What you are asked to do - Format every row as a JSON list of strings, with one string for each line and no blank lines.

=== Data section ===

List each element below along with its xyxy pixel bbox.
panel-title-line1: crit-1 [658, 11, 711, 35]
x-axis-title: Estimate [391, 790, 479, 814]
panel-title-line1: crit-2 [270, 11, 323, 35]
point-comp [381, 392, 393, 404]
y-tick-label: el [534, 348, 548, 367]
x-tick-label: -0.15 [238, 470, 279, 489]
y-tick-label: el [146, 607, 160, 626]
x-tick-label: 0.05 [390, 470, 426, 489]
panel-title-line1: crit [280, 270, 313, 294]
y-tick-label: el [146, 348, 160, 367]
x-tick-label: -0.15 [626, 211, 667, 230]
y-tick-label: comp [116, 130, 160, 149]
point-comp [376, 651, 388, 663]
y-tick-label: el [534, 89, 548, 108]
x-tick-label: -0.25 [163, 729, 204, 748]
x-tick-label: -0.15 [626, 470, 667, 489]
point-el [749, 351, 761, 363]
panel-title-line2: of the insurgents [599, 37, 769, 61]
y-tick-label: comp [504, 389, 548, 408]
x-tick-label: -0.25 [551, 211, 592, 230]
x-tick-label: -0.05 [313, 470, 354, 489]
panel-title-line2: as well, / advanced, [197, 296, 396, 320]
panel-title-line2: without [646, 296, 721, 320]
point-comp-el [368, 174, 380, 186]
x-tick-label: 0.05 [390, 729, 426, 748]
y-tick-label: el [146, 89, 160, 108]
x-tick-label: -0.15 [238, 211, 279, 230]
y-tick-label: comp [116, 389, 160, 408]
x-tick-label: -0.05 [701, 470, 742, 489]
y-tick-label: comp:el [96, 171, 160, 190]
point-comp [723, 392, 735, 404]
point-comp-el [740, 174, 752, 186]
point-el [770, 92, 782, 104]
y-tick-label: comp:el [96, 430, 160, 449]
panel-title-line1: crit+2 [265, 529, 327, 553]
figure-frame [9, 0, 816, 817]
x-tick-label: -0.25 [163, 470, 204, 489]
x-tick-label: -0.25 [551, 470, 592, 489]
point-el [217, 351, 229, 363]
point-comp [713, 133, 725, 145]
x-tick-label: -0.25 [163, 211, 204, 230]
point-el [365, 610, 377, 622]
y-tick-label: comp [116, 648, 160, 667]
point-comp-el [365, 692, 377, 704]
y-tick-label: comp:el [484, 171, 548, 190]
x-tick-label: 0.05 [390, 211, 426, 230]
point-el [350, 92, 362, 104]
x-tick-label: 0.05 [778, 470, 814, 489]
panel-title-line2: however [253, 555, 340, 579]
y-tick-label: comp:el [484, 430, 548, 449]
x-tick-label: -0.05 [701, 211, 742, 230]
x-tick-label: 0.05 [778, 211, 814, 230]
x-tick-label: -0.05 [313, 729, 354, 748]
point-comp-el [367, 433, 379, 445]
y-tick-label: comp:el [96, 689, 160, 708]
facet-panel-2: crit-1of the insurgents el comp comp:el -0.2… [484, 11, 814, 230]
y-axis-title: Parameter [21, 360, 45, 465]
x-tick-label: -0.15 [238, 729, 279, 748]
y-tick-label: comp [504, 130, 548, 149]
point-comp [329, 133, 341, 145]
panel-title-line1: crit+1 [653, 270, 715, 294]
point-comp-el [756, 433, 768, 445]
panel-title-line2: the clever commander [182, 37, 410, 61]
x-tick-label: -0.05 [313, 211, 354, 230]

===

Response -
[
  "List each element below along with its xyxy pixel bbox.",
  "panel-title-line1: crit-1 [658, 11, 711, 35]",
  "x-axis-title: Estimate [391, 790, 479, 814]",
  "panel-title-line1: crit-2 [270, 11, 323, 35]",
  "point-comp [381, 392, 393, 404]",
  "y-tick-label: el [534, 348, 548, 367]",
  "x-tick-label: -0.15 [238, 470, 279, 489]",
  "y-tick-label: el [146, 607, 160, 626]",
  "x-tick-label: 0.05 [390, 470, 426, 489]",
  "panel-title-line1: crit [280, 270, 313, 294]",
  "y-tick-label: el [146, 348, 160, 367]",
  "x-tick-label: -0.15 [626, 211, 667, 230]",
  "y-tick-label: comp [116, 130, 160, 149]",
  "point-comp [376, 651, 388, 663]",
  "y-tick-label: el [534, 89, 548, 108]",
  "x-tick-label: -0.25 [163, 729, 204, 748]",
  "x-tick-label: -0.15 [626, 470, 667, 489]",
  "point-el [749, 351, 761, 363]",
  "panel-title-line2: of the insurgents [599, 37, 769, 61]",
  "y-tick-label: comp [504, 389, 548, 408]",
  "x-tick-label: -0.25 [551, 211, 592, 230]",
  "x-tick-label: -0.05 [313, 470, 354, 489]",
  "panel-title-line2: as well, / advanced, [197, 296, 396, 320]",
  "panel-title-line2: without [646, 296, 721, 320]",
  "point-comp-el [368, 174, 380, 186]",
  "x-tick-label: 0.05 [390, 729, 426, 748]",
  "y-tick-label: el [146, 89, 160, 108]",
  "x-tick-label: -0.15 [238, 211, 279, 230]",
  "y-tick-label: comp [116, 389, 160, 408]",
  "x-tick-label: -0.05 [701, 470, 742, 489]",
  "y-tick-label: comp:el [96, 171, 160, 190]",
  "point-comp [723, 392, 735, 404]",
  "point-comp-el [740, 174, 752, 186]",
  "point-el [770, 92, 782, 104]",
  "y-tick-label: comp:el [96, 430, 160, 449]",
  "panel-title-line1: crit+2 [265, 529, 327, 553]",
  "figure-frame [9, 0, 816, 817]",
  "x-tick-label: -0.25 [163, 470, 204, 489]",
  "x-tick-label: -0.25 [551, 470, 592, 489]",
  "point-el [217, 351, 229, 363]",
  "point-comp [713, 133, 725, 145]",
  "x-tick-label: -0.25 [163, 211, 204, 230]",
  "point-el [365, 610, 377, 622]",
  "y-tick-label: comp [116, 648, 160, 667]",
  "point-comp-el [365, 692, 377, 704]",
  "y-tick-label: comp:el [484, 171, 548, 190]",
  "x-tick-label: 0.05 [390, 211, 426, 230]",
  "point-el [350, 92, 362, 104]",
  "x-tick-label: 0.05 [778, 470, 814, 489]",
  "panel-title-line2: however [253, 555, 340, 579]",
  "y-tick-label: comp:el [484, 430, 548, 449]",
  "x-tick-label: -0.05 [701, 211, 742, 230]",
  "x-tick-label: 0.05 [778, 211, 814, 230]",
  "x-tick-label: -0.05 [313, 729, 354, 748]",
  "point-comp-el [367, 433, 379, 445]",
  "y-tick-label: comp:el [96, 689, 160, 708]",
  "facet-panel-2: crit-1of the insurgents el comp comp:el -0.2… [484, 11, 814, 230]",
  "y-axis-title: Parameter [21, 360, 45, 465]",
  "x-tick-label: -0.15 [238, 729, 279, 748]",
  "y-tick-label: comp [504, 130, 548, 149]",
  "point-comp [329, 133, 341, 145]",
  "panel-title-line1: crit+1 [653, 270, 715, 294]",
  "point-comp-el [756, 433, 768, 445]",
  "panel-title-line2: the clever commander [182, 37, 410, 61]",
  "x-tick-label: -0.05 [313, 211, 354, 230]"
]